▶ [Supplied records]
Begin

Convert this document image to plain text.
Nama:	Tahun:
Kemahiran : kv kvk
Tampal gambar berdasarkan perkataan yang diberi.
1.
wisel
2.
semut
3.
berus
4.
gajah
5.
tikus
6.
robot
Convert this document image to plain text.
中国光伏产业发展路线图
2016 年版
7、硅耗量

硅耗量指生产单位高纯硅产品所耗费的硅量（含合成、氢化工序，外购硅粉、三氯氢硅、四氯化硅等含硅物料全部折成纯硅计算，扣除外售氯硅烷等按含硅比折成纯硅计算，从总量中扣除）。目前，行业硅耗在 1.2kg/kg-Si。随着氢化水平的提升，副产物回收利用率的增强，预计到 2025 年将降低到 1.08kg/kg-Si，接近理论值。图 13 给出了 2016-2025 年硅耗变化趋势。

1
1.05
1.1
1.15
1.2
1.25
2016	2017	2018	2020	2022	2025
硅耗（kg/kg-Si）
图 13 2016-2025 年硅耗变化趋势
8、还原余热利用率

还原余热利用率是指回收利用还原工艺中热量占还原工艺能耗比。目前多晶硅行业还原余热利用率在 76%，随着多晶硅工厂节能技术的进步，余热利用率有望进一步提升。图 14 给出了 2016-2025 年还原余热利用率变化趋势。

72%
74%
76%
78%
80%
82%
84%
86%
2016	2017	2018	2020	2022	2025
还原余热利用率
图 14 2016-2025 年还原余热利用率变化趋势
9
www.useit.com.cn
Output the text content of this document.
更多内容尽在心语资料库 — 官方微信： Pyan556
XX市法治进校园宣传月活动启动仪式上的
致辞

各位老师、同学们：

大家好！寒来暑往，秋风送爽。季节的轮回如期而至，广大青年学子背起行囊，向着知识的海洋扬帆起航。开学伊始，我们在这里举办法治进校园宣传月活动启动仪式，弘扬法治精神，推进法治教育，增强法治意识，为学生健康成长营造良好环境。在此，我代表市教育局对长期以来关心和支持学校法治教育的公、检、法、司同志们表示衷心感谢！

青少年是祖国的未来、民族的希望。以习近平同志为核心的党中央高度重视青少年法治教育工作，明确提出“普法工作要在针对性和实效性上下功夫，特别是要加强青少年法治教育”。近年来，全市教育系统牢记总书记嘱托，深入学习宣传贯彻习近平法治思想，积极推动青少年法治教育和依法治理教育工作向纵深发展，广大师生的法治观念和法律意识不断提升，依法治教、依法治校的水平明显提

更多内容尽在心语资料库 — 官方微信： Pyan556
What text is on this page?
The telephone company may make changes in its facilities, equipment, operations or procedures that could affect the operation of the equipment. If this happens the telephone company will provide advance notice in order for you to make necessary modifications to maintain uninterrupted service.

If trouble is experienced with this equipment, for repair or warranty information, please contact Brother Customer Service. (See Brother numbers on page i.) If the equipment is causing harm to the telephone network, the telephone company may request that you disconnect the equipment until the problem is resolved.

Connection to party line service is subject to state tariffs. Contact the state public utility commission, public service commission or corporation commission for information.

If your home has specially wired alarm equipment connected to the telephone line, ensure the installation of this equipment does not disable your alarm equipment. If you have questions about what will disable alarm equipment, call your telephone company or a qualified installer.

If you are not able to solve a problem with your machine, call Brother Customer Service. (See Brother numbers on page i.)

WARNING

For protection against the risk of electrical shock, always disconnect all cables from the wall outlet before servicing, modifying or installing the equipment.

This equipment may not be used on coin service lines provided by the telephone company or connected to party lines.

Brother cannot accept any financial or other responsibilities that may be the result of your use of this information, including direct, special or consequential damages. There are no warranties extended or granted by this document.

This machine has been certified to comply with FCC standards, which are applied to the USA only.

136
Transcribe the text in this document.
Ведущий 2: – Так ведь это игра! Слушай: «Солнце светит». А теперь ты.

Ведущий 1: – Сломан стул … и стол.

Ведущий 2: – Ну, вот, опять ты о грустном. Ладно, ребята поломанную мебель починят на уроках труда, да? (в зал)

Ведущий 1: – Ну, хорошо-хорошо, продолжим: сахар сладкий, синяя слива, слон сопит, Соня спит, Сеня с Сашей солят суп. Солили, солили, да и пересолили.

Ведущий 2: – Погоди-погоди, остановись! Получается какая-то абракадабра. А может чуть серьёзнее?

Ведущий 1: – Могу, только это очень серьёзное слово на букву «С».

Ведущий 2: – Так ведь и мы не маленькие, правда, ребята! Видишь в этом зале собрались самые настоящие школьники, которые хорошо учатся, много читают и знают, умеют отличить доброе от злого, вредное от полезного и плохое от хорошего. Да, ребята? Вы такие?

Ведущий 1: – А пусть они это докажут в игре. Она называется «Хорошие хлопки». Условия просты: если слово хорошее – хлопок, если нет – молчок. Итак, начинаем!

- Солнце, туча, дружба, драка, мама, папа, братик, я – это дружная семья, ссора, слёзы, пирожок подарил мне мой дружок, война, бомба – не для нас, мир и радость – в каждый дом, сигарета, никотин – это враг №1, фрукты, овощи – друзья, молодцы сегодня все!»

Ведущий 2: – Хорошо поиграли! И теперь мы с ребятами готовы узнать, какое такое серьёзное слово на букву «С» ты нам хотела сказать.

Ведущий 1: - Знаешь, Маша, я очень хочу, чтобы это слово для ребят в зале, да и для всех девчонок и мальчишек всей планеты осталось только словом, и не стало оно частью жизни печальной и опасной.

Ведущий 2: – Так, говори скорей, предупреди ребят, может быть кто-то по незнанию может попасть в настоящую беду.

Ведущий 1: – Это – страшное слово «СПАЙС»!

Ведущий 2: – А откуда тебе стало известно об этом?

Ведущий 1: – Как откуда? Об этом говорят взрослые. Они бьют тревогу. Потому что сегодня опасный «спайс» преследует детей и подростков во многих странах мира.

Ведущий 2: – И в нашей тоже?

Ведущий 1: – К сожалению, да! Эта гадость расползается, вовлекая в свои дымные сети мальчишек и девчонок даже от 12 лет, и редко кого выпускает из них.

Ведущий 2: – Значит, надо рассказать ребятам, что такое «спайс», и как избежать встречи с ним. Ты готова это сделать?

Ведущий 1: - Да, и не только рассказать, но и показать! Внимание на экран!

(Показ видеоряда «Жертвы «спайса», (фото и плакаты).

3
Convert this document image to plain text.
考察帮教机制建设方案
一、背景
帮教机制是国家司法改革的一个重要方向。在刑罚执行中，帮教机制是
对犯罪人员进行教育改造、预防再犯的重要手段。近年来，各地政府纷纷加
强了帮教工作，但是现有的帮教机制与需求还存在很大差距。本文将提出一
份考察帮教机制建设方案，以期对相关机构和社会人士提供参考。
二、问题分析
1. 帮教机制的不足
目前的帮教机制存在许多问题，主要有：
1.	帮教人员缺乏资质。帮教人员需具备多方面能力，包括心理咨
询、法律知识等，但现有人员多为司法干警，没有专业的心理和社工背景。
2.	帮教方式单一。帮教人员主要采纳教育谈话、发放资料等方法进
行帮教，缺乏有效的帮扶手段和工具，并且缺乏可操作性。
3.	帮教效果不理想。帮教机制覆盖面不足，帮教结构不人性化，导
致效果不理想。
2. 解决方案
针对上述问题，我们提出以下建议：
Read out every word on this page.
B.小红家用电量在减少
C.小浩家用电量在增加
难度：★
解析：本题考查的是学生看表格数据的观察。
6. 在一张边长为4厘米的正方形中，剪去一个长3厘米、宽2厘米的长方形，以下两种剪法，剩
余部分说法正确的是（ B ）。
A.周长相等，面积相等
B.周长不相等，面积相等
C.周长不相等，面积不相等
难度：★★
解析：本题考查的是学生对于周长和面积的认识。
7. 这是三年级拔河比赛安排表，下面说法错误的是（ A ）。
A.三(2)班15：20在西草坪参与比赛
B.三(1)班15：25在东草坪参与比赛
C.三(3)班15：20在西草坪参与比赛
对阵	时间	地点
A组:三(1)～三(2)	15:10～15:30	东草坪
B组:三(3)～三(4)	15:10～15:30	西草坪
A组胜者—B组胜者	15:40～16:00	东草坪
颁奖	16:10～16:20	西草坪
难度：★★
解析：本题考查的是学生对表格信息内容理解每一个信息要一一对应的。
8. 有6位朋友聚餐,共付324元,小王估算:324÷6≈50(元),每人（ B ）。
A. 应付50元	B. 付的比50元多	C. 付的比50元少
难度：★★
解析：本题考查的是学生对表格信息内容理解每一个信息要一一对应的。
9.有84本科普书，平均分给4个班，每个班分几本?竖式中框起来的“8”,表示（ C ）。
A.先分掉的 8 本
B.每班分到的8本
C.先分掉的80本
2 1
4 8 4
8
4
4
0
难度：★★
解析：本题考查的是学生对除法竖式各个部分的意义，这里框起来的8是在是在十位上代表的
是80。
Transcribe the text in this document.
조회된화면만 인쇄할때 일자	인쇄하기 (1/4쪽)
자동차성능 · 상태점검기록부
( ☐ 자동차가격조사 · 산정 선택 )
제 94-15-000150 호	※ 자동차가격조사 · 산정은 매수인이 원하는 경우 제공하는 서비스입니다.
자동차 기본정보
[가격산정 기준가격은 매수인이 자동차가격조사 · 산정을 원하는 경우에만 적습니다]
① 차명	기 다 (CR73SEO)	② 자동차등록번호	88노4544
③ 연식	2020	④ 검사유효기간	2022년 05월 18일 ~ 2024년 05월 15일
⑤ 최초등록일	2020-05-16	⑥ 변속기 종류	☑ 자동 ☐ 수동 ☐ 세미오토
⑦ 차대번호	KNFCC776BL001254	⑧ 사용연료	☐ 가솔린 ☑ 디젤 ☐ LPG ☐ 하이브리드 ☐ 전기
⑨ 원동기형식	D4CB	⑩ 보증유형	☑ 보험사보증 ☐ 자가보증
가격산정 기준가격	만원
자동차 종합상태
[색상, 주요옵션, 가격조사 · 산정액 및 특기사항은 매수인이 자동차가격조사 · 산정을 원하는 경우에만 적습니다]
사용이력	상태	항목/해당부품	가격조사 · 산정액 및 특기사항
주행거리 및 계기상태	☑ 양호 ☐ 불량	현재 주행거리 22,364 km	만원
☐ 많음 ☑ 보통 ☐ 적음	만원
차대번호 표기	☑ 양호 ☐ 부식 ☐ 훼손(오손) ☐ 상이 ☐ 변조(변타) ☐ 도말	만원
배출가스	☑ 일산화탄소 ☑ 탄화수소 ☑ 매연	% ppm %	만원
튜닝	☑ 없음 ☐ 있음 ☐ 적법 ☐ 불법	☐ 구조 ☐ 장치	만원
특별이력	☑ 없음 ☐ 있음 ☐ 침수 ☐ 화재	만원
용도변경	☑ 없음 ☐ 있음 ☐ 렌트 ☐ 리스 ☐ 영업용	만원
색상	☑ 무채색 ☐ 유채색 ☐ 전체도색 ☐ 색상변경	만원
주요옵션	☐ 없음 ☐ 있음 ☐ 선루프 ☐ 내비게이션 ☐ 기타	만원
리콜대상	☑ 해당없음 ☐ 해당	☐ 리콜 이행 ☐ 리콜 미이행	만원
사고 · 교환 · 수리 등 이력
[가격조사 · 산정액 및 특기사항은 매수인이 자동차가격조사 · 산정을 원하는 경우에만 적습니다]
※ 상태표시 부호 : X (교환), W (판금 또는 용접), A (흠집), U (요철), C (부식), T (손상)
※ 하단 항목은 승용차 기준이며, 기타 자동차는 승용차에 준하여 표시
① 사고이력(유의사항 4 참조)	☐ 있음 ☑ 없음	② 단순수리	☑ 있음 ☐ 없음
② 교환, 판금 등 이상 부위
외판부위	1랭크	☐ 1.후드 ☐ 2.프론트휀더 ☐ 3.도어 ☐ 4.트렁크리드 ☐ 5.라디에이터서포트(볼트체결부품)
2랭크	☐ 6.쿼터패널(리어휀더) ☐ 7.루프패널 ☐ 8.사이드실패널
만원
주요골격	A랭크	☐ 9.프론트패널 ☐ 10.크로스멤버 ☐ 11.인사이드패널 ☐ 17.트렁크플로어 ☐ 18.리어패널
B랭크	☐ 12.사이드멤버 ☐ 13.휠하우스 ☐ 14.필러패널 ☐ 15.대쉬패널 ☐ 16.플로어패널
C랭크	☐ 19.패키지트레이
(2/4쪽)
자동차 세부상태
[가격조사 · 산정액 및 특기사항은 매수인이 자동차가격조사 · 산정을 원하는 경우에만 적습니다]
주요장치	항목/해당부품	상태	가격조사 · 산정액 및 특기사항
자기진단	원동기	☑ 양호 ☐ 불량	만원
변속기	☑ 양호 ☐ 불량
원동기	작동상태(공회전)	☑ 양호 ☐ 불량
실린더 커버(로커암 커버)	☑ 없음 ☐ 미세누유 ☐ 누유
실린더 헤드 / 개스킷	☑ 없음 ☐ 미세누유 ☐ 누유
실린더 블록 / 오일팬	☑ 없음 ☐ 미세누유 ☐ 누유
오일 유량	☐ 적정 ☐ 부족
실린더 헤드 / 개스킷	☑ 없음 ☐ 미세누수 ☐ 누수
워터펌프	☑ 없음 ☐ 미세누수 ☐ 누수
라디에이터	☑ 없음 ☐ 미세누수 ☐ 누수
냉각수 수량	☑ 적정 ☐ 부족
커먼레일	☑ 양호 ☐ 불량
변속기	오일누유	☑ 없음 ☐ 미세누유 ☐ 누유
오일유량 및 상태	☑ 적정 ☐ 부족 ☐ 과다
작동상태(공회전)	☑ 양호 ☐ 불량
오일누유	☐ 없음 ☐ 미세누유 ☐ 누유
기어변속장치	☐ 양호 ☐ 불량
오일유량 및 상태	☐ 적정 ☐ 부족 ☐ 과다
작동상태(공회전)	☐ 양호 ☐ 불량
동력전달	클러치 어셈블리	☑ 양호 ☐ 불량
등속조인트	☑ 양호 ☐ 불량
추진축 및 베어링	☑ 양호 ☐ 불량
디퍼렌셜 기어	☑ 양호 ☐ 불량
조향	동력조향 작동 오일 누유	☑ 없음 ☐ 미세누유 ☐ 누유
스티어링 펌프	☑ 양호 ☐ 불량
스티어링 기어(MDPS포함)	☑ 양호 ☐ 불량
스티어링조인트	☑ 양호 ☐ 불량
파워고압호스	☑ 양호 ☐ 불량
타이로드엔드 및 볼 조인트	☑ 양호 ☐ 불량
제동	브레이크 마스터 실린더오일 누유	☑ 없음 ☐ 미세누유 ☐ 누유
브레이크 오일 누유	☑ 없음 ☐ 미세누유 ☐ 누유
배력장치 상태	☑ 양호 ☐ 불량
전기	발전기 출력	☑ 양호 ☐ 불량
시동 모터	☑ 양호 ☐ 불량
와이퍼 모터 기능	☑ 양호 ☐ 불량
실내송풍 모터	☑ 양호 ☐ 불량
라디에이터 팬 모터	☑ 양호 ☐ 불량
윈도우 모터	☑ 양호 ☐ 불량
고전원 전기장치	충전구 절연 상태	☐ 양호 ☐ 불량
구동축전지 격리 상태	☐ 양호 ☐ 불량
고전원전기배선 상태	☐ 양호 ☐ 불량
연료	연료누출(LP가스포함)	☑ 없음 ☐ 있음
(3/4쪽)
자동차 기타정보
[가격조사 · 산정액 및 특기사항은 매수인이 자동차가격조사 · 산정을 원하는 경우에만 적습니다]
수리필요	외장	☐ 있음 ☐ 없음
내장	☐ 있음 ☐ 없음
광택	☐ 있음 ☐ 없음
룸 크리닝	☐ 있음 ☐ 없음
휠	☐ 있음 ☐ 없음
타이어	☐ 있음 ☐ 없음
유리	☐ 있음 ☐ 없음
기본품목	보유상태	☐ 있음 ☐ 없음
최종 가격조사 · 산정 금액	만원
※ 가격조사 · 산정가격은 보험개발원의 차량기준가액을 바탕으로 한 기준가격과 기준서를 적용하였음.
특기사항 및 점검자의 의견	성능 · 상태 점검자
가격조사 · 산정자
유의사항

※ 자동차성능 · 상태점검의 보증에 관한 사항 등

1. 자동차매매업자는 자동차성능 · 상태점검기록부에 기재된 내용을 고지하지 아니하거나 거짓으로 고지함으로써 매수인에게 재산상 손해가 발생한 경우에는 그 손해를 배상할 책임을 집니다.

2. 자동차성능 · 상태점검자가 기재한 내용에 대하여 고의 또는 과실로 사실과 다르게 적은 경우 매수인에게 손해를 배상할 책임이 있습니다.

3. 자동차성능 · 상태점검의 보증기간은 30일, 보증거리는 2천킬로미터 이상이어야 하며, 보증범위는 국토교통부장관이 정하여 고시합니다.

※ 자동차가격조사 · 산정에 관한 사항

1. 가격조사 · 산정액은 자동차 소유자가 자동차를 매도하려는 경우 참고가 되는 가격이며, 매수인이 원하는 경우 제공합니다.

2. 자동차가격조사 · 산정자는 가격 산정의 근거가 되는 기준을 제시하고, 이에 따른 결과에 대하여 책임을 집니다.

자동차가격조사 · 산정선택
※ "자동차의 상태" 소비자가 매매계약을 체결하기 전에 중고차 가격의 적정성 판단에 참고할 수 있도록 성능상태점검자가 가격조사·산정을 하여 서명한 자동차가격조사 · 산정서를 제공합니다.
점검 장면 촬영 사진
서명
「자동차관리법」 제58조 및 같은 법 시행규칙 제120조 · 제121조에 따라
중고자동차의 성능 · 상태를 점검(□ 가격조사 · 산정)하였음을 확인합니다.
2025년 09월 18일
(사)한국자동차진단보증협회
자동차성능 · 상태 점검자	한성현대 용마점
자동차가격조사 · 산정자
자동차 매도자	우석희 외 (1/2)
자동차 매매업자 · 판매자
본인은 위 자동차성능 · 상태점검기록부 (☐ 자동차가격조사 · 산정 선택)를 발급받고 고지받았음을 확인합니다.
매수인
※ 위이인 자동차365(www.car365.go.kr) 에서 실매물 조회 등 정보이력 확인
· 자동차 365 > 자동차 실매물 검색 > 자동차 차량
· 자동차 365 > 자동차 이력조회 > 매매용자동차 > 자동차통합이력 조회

End

▶ [Work to be completed]
Search the entries for the word "매수인에게", then list each line that holds it.

▶ [Reply to the task]
1. 자동차매매업자는 자동차성능 · 상태점검기록부에 기재된 내용을 고지하지 아니하거나 거짓으로 고지함으로써 매수인에게 재산상 손해가 발생한 경우에는 그 손해를 배상할 책임을 집니다.
2. 자동차성능 · 상태점검자가 기재한 내용에 대하여 고의 또는 과실로 사실과 다르게 적은 경우 매수인에게 손해를 배상할 책임이 있습니다.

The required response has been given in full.